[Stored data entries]
^^^^^^^^

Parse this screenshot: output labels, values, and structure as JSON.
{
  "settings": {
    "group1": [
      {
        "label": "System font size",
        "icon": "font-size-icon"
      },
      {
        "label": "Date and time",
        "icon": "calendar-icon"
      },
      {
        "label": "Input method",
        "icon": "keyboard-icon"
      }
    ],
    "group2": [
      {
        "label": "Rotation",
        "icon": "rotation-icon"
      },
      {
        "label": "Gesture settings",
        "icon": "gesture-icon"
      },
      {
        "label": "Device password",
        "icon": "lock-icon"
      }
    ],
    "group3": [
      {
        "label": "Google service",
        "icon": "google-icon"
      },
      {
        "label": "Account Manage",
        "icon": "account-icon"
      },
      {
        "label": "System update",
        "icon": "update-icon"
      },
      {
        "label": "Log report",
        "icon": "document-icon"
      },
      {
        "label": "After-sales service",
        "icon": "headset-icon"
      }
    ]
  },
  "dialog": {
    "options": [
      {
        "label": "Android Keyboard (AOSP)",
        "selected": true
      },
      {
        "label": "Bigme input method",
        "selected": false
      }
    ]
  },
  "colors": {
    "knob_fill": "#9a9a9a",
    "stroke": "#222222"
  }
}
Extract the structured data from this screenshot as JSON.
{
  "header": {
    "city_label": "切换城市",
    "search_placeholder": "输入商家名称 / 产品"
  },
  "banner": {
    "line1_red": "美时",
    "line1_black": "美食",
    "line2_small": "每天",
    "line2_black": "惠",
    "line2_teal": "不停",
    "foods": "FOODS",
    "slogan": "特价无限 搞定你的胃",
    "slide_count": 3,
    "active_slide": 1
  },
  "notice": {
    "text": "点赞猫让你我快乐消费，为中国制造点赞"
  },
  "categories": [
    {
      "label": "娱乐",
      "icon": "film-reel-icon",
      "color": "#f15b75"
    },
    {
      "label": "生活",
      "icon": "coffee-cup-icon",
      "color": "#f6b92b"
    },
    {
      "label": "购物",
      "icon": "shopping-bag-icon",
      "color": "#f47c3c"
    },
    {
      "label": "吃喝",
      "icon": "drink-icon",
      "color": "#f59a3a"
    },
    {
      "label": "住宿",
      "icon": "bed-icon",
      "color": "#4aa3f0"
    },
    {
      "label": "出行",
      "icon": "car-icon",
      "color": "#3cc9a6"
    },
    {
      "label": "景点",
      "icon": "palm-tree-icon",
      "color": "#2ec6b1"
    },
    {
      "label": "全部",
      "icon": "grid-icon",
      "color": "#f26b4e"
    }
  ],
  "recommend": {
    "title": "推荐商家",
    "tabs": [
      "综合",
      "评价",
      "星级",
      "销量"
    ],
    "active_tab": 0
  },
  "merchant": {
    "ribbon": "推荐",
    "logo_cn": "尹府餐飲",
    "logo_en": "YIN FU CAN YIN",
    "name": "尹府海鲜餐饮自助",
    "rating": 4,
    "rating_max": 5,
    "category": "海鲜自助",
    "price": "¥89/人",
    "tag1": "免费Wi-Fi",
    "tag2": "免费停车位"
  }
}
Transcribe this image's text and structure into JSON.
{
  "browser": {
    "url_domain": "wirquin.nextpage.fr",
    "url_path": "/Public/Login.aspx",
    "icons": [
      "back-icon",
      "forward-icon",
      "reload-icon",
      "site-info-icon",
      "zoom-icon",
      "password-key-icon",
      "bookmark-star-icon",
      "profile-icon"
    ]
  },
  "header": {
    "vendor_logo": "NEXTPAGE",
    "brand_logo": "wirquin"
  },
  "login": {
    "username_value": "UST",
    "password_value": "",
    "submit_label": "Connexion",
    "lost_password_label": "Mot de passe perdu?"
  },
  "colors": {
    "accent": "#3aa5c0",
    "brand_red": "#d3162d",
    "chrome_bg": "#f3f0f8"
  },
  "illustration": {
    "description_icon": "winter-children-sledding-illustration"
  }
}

^^^^^^^^

▶ GIVEN TASK:
Which lines of the data include "screenshot"? Copy each of them.

▶ RESULT OF THE EXERCISE:
Parse this screenshot: output labels, values, and structure as JSON.
Extract the structured data from this screenshot as JSON.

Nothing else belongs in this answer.